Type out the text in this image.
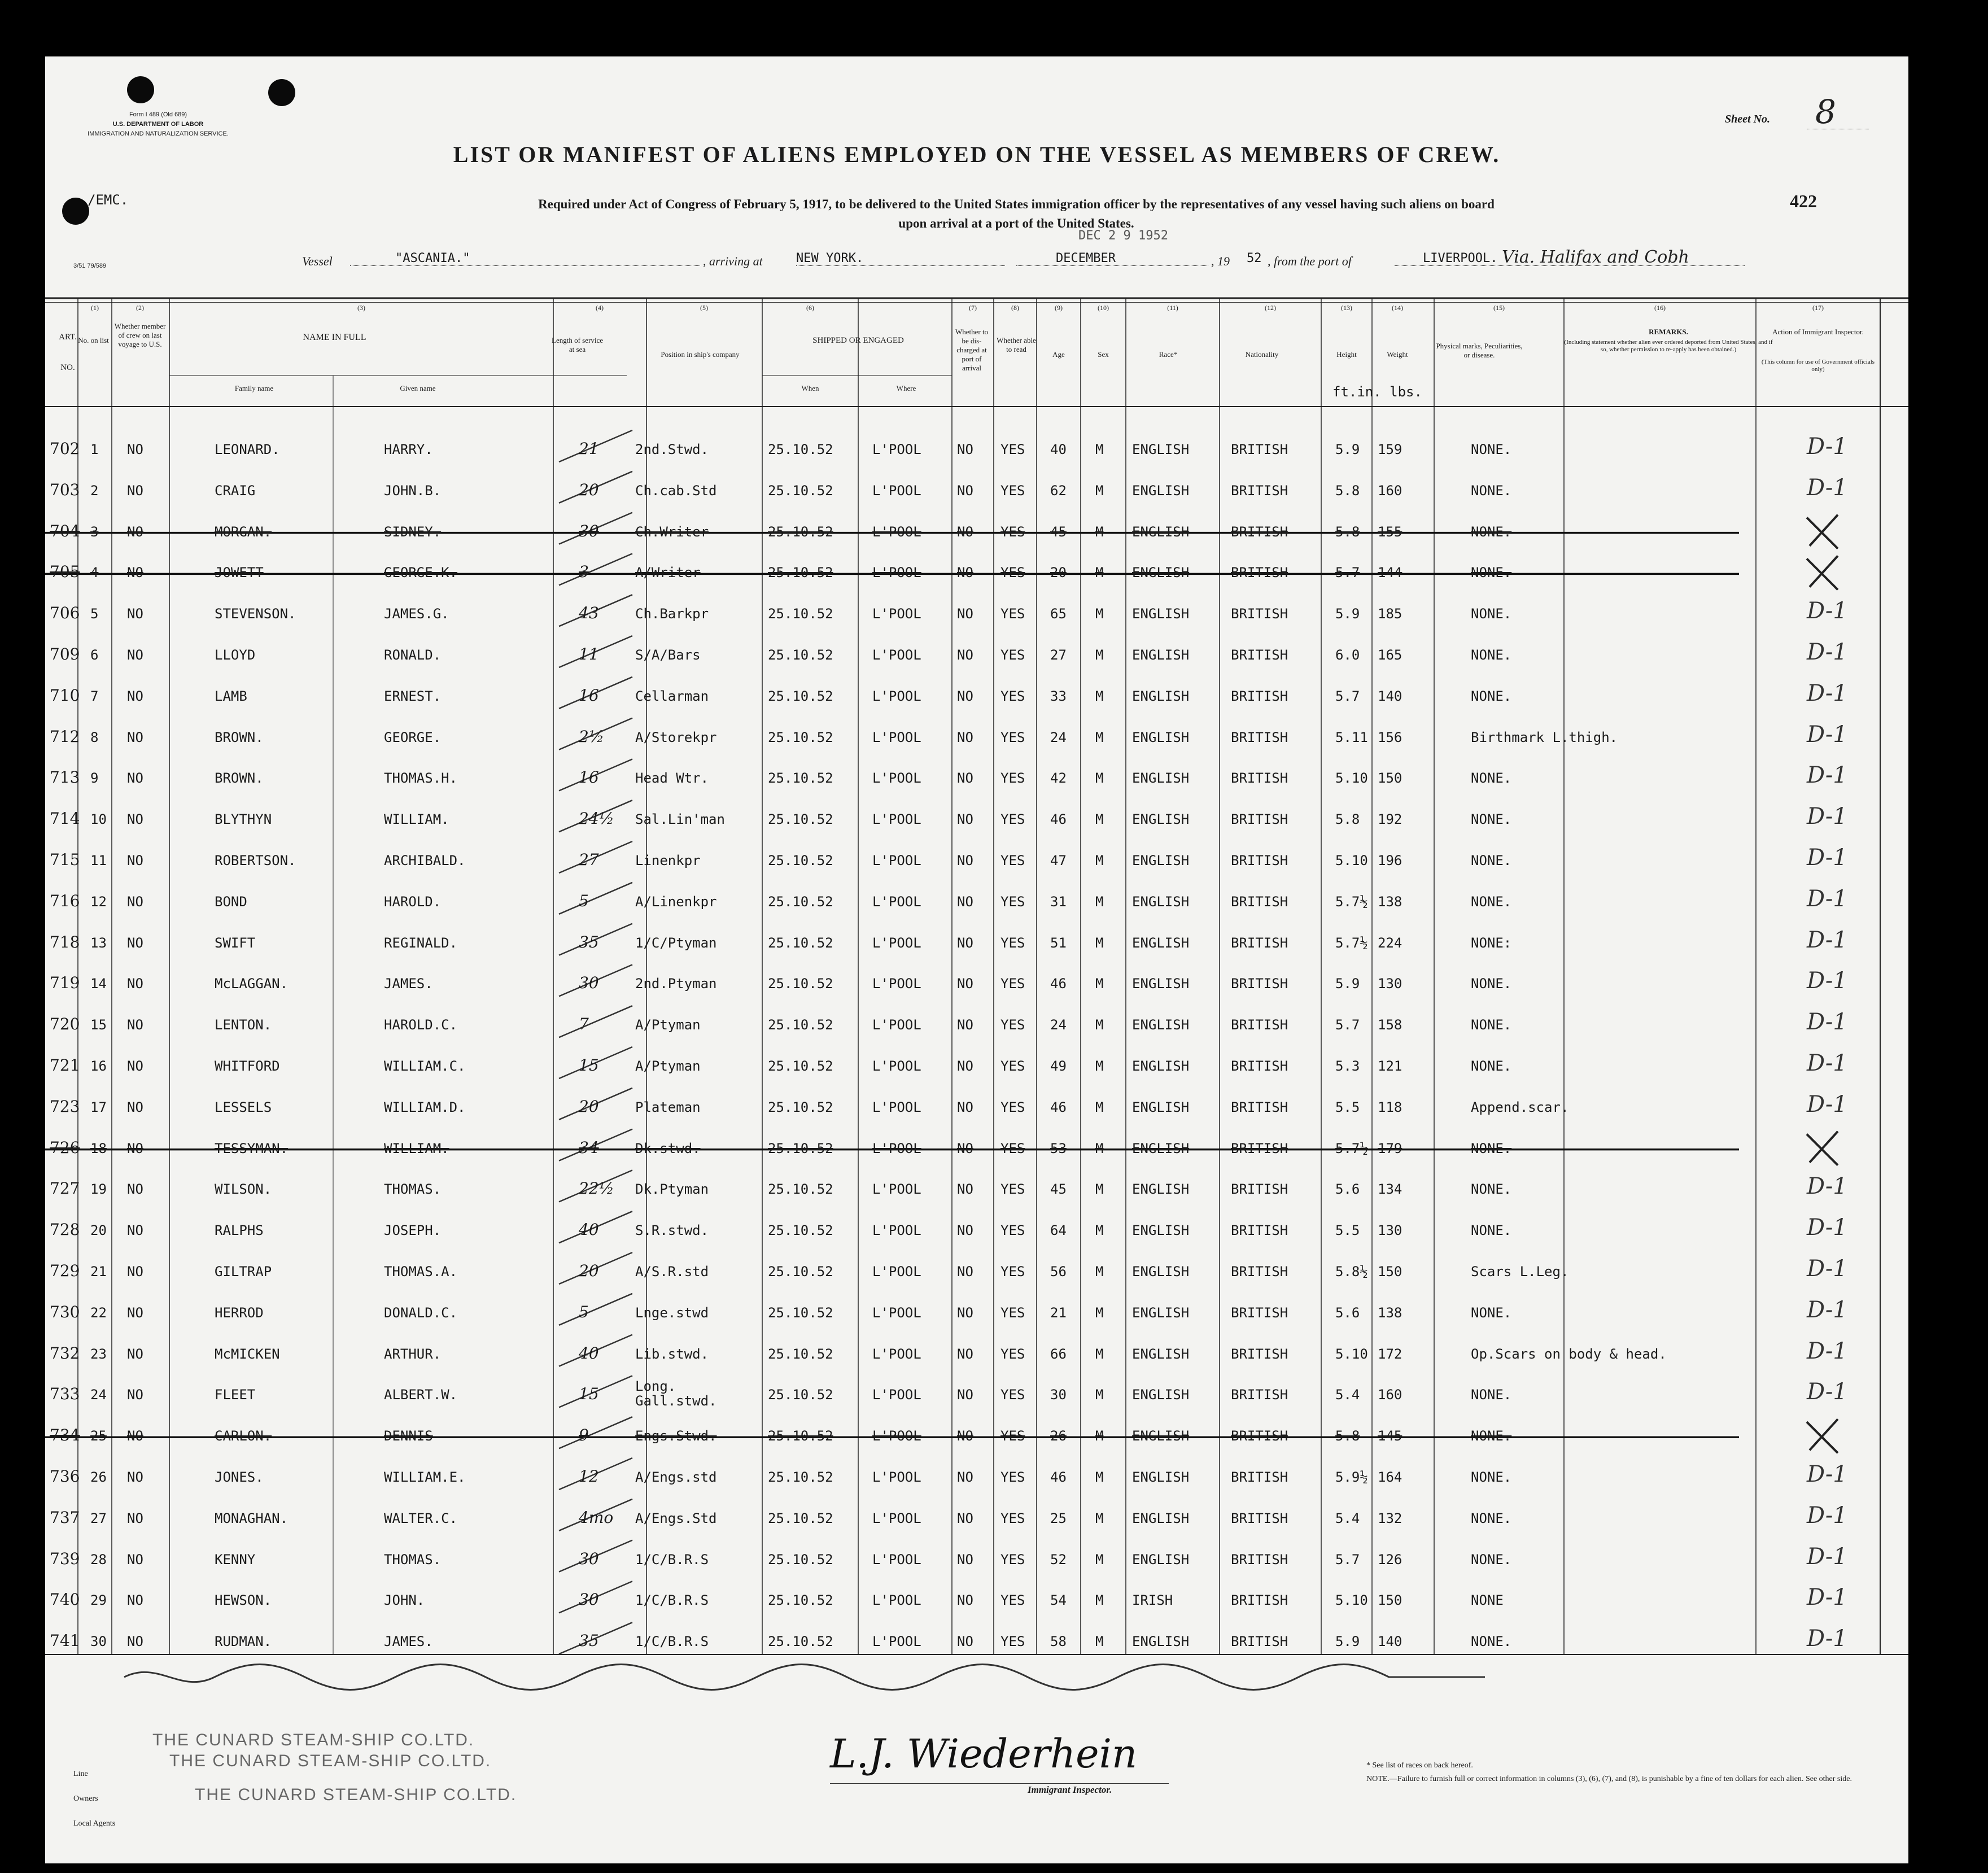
Form I 489 (Old 689)
U.S. DEPARTMENT OF LABOR
IMMIGRATION AND NATURALIZATION SERVICE.
/EMC.
3/51 79/589
Sheet No. 8
422
LIST OR MANIFEST OF ALIENS EMPLOYED ON THE VESSEL AS MEMBERS OF CREW.
Required under Act of Congress of February 5, 1917, to be delivered to the United States immigration officer by the representatives of any vessel having such aliens on board
upon arrival at a port of the United States.
DEC 2 9 1952
Vessel	"ASCANIA."	, arriving at	NEW YORK.	DECEMBER	, 19 52 , from the port of	LIVERPOOL. Via. Halifax and Cobh
ART.
NO.
No. on list
Whether member of crew on last voyage to U.S.
NAME IN FULL
Family name	Given name
Length of service at sea
Position in ship's company
SHIPPED OR ENGAGED
When	Where
Whether to be dis-charged at port of arrival
Whether able to read
Age	Sex	Race*	Nationality	Height	Weight
Physical marks, Peculiarities, or disease.
REMARKS.
(Including statement whether alien ever ordered deported from United States, and if so, whether permission to re-apply has been obtained.)
Action of Immigrant Inspector.
(This column for use of Government officials only)
ft.in. lbs.
(1)	(2)	(3)	(4)	(5)	(6)	(7)	(8)	(9)	(10)	(11)	(12)	(13)	(14)	(15)	(16)	(17)
702 1 NO	LEONARD.	HARRY.	21	2nd.Stwd.	25.10.52	L'POOL	NO YES 40 M ENGLISH	BRITISH	5.9 159	NONE.	D-1
703 2 NO	CRAIG	JOHN.B.	20	Ch.cab.Std	25.10.52	L'POOL	NO YES 62 M ENGLISH	BRITISH	5.8 160	NONE.	D-1
704 3 NO	MORGAN.	SIDNEY.	30	Ch.Writer	25.10.52	L'POOL	NO YES 45 M ENGLISH	BRITISH	5.8 155	NONE.
705 4 NO	JOWETT	GEORGE.K.	3	A/Writer	25.10.52	L'POOL	NO YES 20 M ENGLISH	BRITISH	5.7 144	NONE.
706 5 NO	STEVENSON.	JAMES.G.	43	Ch.Barkpr	25.10.52	L'POOL	NO YES 65 M ENGLISH	BRITISH	5.9 185	NONE.	D-1
709 6 NO	LLOYD	RONALD.	11	S/A/Bars	25.10.52	L'POOL	NO YES 27 M ENGLISH	BRITISH	6.0 165	NONE.	D-1
710 7 NO	LAMB	ERNEST.	16	Cellarman	25.10.52	L'POOL	NO YES 33 M ENGLISH	BRITISH	5.7 140	NONE.	D-1
712 8 NO	BROWN.	GEORGE.	2½ A/Storekpr	25.10.52	L'POOL	NO YES 24 M ENGLISH	BRITISH	5.11 156	Birthmark L.thigh.	D-1
713 9 NO	BROWN.	THOMAS.H.	16	Head Wtr.	25.10.52	L'POOL	NO YES 42 M ENGLISH	BRITISH	5.10 150	NONE.	D-1
714 10 NO	BLYTHYN	WILLIAM.	24½ Sal.Lin'man	25.10.52	L'POOL	NO YES 46 M ENGLISH	BRITISH	5.8 192	NONE.	D-1
715 11 NO	ROBERTSON.	ARCHIBALD.	27	Linenkpr	25.10.52	L'POOL	NO YES 47 M ENGLISH	BRITISH	5.10 196	NONE.	D-1
716 12 NO	BOND	HAROLD.	5	A/Linenkpr	25.10.52	L'POOL	NO YES 31 M ENGLISH	BRITISH	5.7½ 138	NONE.	D-1
718 13 NO	SWIFT	REGINALD.	35	1/C/Ptyman	25.10.52	L'POOL	NO YES 51 M ENGLISH	BRITISH	5.7½ 224	NONE:	D-1
719 14 NO	McLAGGAN.	JAMES.	30	2nd.Ptyman	25.10.52	L'POOL	NO YES 46 M ENGLISH	BRITISH	5.9 130	NONE.	D-1
720 15 NO	LENTON.	HAROLD.C.	7	A/Ptyman	25.10.52	L'POOL	NO YES 24 M ENGLISH	BRITISH	5.7 158	NONE.	D-1
721 16 NO	WHITFORD	WILLIAM.C.	15	A/Ptyman	25.10.52	L'POOL	NO YES 49 M ENGLISH	BRITISH	5.3 121	NONE.	D-1
723 17 NO	LESSELS	WILLIAM.D.	20	Plateman	25.10.52	L'POOL	NO YES 46 M ENGLISH	BRITISH	5.5 118	Append.scar.	D-1
726 18 NO	TESSYMAN.	WILLIAM.	34	Dk.stwd.	25.10.52	L'POOL	NO YES 53 M ENGLISH	BRITISH	5.7½ 179	NONE.
727 19 NO	WILSON.	THOMAS.	22½ Dk.Ptyman	25.10.52	L'POOL	NO YES 45 M ENGLISH	BRITISH	5.6 134	NONE.	D-1
728 20 NO	RALPHS	JOSEPH.	40	S.R.stwd.	25.10.52	L'POOL	NO YES 64 M ENGLISH	BRITISH	5.5 130	NONE.	D-1
729 21 NO	GILTRAP	THOMAS.A.	20	A/S.R.std	25.10.52	L'POOL	NO YES 56 M ENGLISH	BRITISH	5.8½ 150	Scars L.Leg.	D-1
730 22 NO	HERROD	DONALD.C.	5	Lnge.stwd	25.10.52	L'POOL	NO YES 21 M ENGLISH	BRITISH	5.6 138	NONE.	D-1
732 23 NO	McMICKEN	ARTHUR.	40	Lib.stwd.	25.10.52	L'POOL	NO YES 66 M ENGLISH	BRITISH	5.10 172	Op.Scars on body & head.	D-1
733 24 NO	FLEET	ALBERT.W.	15	Long. Gall.stwd.	25.10.52	L'POOL	NO YES 30 M ENGLISH	BRITISH	5.4 160	NONE.	D-1
734 25 NO	CARLON.	DENNIS	9	Engs.Stwd.	25.10.52	L'POOL	NO YES 26 M ENGLISH	BRITISH	5.8 145	NONE.
736 26 NO	JONES.	WILLIAM.E.	12	A/Engs.std	25.10.52	L'POOL	NO YES 46 M ENGLISH	BRITISH	5.9½ 164	NONE.	D-1
737 27 NO	MONAGHAN.	WALTER.C.	4mo A/Engs.Std	25.10.52	L'POOL	NO YES 25 M ENGLISH	BRITISH	5.4 132	NONE.	D-1
739 28 NO	KENNY	THOMAS.	30	1/C/B.R.S	25.10.52	L'POOL	NO YES 52 M ENGLISH	BRITISH	5.7 126	NONE.	D-1
740 29 NO	HEWSON.	JOHN.	30	1/C/B.R.S	25.10.52	L'POOL	NO YES 54 M IRISH	BRITISH	5.10 150	NONE	D-1
741 30 NO	RUDMAN.	JAMES.	35	1/C/B.R.S	25.10.52	L'POOL	NO YES 58 M ENGLISH	BRITISH	5.9 140	NONE.	D-1
Line
Owners
Local Agents
THE CUNARD STEAM-SHIP CO.LTD.
THE CUNARD STEAM-SHIP CO.LTD.
THE CUNARD STEAM-SHIP CO.LTD.
L.J. Wiederhein
Immigrant Inspector.
* See list of races on back hereof.
NOTE.—Failure to furnish full or correct information in columns (3), (6), (7), and (8), is punishable by a fine of ten dollars for each alien. See other side.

## GIVEN PROBLEM:
Output the lines above in full and exactly as given, omitting any pictures.

## REPLY:
Type out the text in this image.
Form I 489 (Old 689)
U.S. DEPARTMENT OF LABOR
IMMIGRATION AND NATURALIZATION SERVICE.
/EMC.
3/51 79/589
Sheet No. 8
422
LIST OR MANIFEST OF ALIENS EMPLOYED ON THE VESSEL AS MEMBERS OF CREW.
Required under Act of Congress of February 5, 1917, to be delivered to the United States immigration officer by the representatives of any vessel having such aliens on board
upon arrival at a port of the United States.
DEC 2 9 1952
Vessel	"ASCANIA."	, arriving at	NEW YORK.	DECEMBER	, 19 52 , from the port of	LIVERPOOL. Via. Halifax and Cobh
ART.
NO.
No. on list
Whether member of crew on last voyage to U.S.
NAME IN FULL
Family name	Given name
Length of service at sea
Position in ship's company
SHIPPED OR ENGAGED
When	Where
Whether to be dis-charged at port of arrival
Whether able to read
Age	Sex	Race*	Nationality	Height	Weight
Physical marks, Peculiarities, or disease.
REMARKS.
(Including statement whether alien ever ordered deported from United States, and if so, whether permission to re-apply has been obtained.)
Action of Immigrant Inspector.
(This column for use of Government officials only)
ft.in. lbs.
(1)	(2)	(3)	(4)	(5)	(6)	(7)	(8)	(9)	(10)	(11)	(12)	(13)	(14)	(15)	(16)	(17)
702 1 NO	LEONARD.	HARRY.	21	2nd.Stwd.	25.10.52	L'POOL	NO YES 40 M ENGLISH	BRITISH	5.9 159	NONE.	D-1
703 2 NO	CRAIG	JOHN.B.	20	Ch.cab.Std	25.10.52	L'POOL	NO YES 62 M ENGLISH	BRITISH	5.8 160	NONE.	D-1
704 3 NO	MORGAN.	SIDNEY.	30	Ch.Writer	25.10.52	L'POOL	NO YES 45 M ENGLISH	BRITISH	5.8 155	NONE.
705 4 NO	JOWETT	GEORGE.K.	3	A/Writer	25.10.52	L'POOL	NO YES 20 M ENGLISH	BRITISH	5.7 144	NONE.
706 5 NO	STEVENSON.	JAMES.G.	43	Ch.Barkpr	25.10.52	L'POOL	NO YES 65 M ENGLISH	BRITISH	5.9 185	NONE.	D-1
709 6 NO	LLOYD	RONALD.	11	S/A/Bars	25.10.52	L'POOL	NO YES 27 M ENGLISH	BRITISH	6.0 165	NONE.	D-1
710 7 NO	LAMB	ERNEST.	16	Cellarman	25.10.52	L'POOL	NO YES 33 M ENGLISH	BRITISH	5.7 140	NONE.	D-1
712 8 NO	BROWN.	GEORGE.	2½ A/Storekpr	25.10.52	L'POOL	NO YES 24 M ENGLISH	BRITISH	5.11 156	Birthmark L.thigh.	D-1
713 9 NO	BROWN.	THOMAS.H.	16	Head Wtr.	25.10.52	L'POOL	NO YES 42 M ENGLISH	BRITISH	5.10 150	NONE.	D-1
714 10 NO	BLYTHYN	WILLIAM.	24½ Sal.Lin'man	25.10.52	L'POOL	NO YES 46 M ENGLISH	BRITISH	5.8 192	NONE.	D-1
715 11 NO	ROBERTSON.	ARCHIBALD.	27	Linenkpr	25.10.52	L'POOL	NO YES 47 M ENGLISH	BRITISH	5.10 196	NONE.	D-1
716 12 NO	BOND	HAROLD.	5	A/Linenkpr	25.10.52	L'POOL	NO YES 31 M ENGLISH	BRITISH	5.7½ 138	NONE.	D-1
718 13 NO	SWIFT	REGINALD.	35	1/C/Ptyman	25.10.52	L'POOL	NO YES 51 M ENGLISH	BRITISH	5.7½ 224	NONE:	D-1
719 14 NO	McLAGGAN.	JAMES.	30	2nd.Ptyman	25.10.52	L'POOL	NO YES 46 M ENGLISH	BRITISH	5.9 130	NONE.	D-1
720 15 NO	LENTON.	HAROLD.C.	7	A/Ptyman	25.10.52	L'POOL	NO YES 24 M ENGLISH	BRITISH	5.7 158	NONE.	D-1
721 16 NO	WHITFORD	WILLIAM.C.	15	A/Ptyman	25.10.52	L'POOL	NO YES 49 M ENGLISH	BRITISH	5.3 121	NONE.	D-1
723 17 NO	LESSELS	WILLIAM.D.	20	Plateman	25.10.52	L'POOL	NO YES 46 M ENGLISH	BRITISH	5.5 118	Append.scar.	D-1
726 18 NO	TESSYMAN.	WILLIAM.	34	Dk.stwd.	25.10.52	L'POOL	NO YES 53 M ENGLISH	BRITISH	5.7½ 179	NONE.
727 19 NO	WILSON.	THOMAS.	22½ Dk.Ptyman	25.10.52	L'POOL	NO YES 45 M ENGLISH	BRITISH	5.6 134	NONE.	D-1
728 20 NO	RALPHS	JOSEPH.	40	S.R.stwd.	25.10.52	L'POOL	NO YES 64 M ENGLISH	BRITISH	5.5 130	NONE.	D-1
729 21 NO	GILTRAP	THOMAS.A.	20	A/S.R.std	25.10.52	L'POOL	NO YES 56 M ENGLISH	BRITISH	5.8½ 150	Scars L.Leg.	D-1
730 22 NO	HERROD	DONALD.C.	5	Lnge.stwd	25.10.52	L'POOL	NO YES 21 M ENGLISH	BRITISH	5.6 138	NONE.	D-1
732 23 NO	McMICKEN	ARTHUR.	40	Lib.stwd.	25.10.52	L'POOL	NO YES 66 M ENGLISH	BRITISH	5.10 172	Op.Scars on body & head.	D-1
733 24 NO	FLEET	ALBERT.W.	15	Long. Gall.stwd.	25.10.52	L'POOL	NO YES 30 M ENGLISH	BRITISH	5.4 160	NONE.	D-1
734 25 NO	CARLON.	DENNIS	9	Engs.Stwd.	25.10.52	L'POOL	NO YES 26 M ENGLISH	BRITISH	5.8 145	NONE.
736 26 NO	JONES.	WILLIAM.E.	12	A/Engs.std	25.10.52	L'POOL	NO YES 46 M ENGLISH	BRITISH	5.9½ 164	NONE.	D-1
737 27 NO	MONAGHAN.	WALTER.C.	4mo A/Engs.Std	25.10.52	L'POOL	NO YES 25 M ENGLISH	BRITISH	5.4 132	NONE.	D-1
739 28 NO	KENNY	THOMAS.	30	1/C/B.R.S	25.10.52	L'POOL	NO YES 52 M ENGLISH	BRITISH	5.7 126	NONE.	D-1
740 29 NO	HEWSON.	JOHN.	30	1/C/B.R.S	25.10.52	L'POOL	NO YES 54 M IRISH	BRITISH	5.10 150	NONE	D-1
741 30 NO	RUDMAN.	JAMES.	35	1/C/B.R.S	25.10.52	L'POOL	NO YES 58 M ENGLISH	BRITISH	5.9 140	NONE.	D-1
Line
Owners
Local Agents
THE CUNARD STEAM-SHIP CO.LTD.
THE CUNARD STEAM-SHIP CO.LTD.
THE CUNARD STEAM-SHIP CO.LTD.
L.J. Wiederhein
Immigrant Inspector.
* See list of races on back hereof.
NOTE.—Failure to furnish full or correct information in columns (3), (6), (7), and (8), is punishable by a fine of ten dollars for each alien. See other side.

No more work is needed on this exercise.